Review the lines that follow and copy each one that contains the word "экспертизы".
-------- STORED RECORDS --------
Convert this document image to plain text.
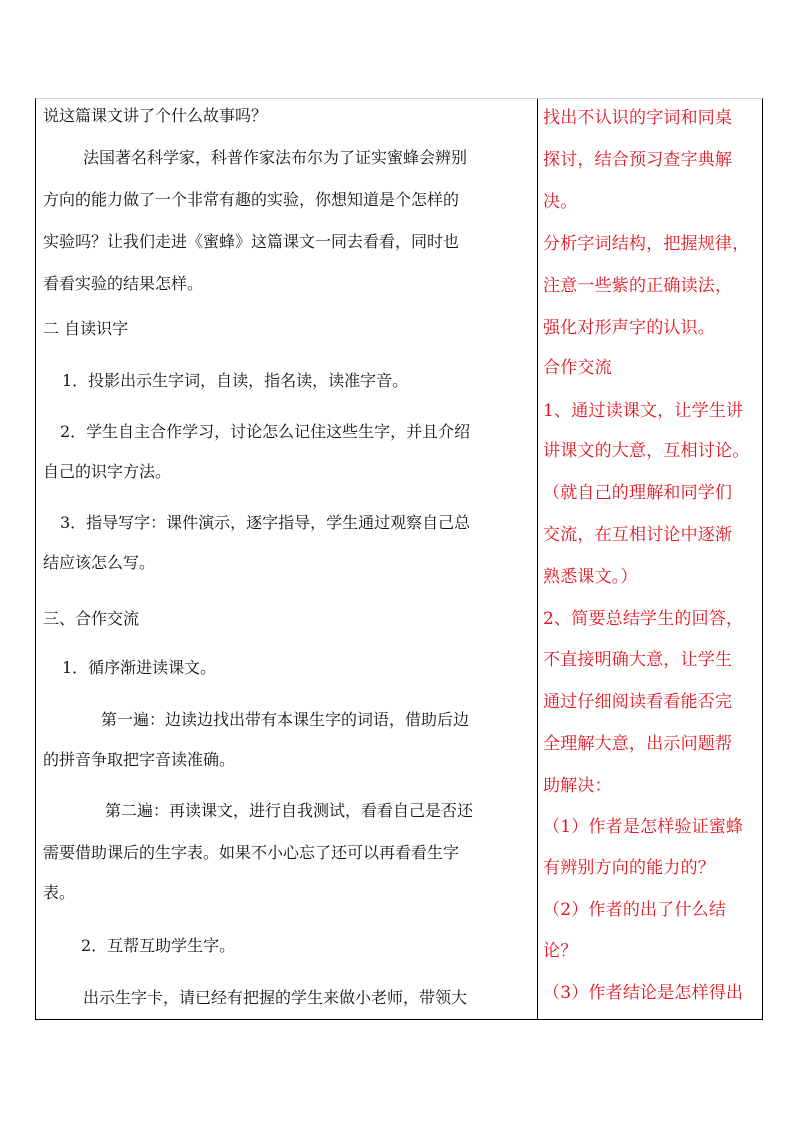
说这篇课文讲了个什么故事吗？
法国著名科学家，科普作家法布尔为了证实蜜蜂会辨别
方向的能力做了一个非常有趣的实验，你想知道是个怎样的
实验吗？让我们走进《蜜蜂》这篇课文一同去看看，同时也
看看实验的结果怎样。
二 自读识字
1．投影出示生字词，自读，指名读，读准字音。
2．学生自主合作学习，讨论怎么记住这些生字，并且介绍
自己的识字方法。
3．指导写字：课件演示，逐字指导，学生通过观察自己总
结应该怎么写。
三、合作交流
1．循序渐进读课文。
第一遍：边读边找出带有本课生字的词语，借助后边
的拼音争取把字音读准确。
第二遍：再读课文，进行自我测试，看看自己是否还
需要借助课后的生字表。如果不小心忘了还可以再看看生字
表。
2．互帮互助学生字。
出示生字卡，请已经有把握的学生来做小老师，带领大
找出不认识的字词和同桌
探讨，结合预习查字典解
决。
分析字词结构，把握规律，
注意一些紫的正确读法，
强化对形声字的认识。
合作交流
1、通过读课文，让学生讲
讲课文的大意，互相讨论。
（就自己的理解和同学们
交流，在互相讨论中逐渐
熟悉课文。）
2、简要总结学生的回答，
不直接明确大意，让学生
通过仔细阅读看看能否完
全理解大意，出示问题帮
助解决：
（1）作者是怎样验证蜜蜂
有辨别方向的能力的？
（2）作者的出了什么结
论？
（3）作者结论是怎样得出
--------
-------- STORED RECORDS --------
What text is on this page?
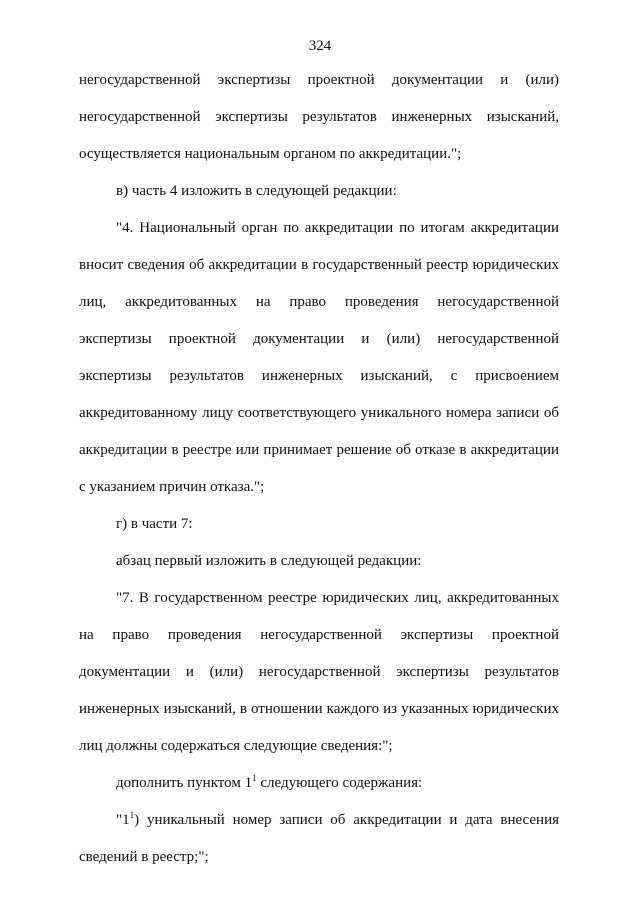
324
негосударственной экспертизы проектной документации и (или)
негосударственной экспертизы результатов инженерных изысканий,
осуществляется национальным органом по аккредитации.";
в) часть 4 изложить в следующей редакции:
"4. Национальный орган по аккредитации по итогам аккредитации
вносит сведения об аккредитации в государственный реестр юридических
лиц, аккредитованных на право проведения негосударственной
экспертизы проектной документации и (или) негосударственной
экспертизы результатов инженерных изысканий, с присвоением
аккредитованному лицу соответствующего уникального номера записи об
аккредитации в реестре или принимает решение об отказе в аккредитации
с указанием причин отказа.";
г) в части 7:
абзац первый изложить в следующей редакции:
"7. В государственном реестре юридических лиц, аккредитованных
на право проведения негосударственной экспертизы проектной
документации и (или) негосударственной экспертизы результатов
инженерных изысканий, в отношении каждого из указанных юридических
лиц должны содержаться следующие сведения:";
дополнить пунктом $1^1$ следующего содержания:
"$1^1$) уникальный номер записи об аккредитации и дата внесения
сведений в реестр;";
--------
EXERCISE OUTPUT:
негосударственной экспертизы проектной документации и (или)
негосударственной экспертизы результатов инженерных изысканий,
экспертизы проектной документации и (или) негосударственной
экспертизы результатов инженерных изысканий, с присвоением
на право проведения негосударственной экспертизы проектной
документации и (или) негосударственной экспертизы результатов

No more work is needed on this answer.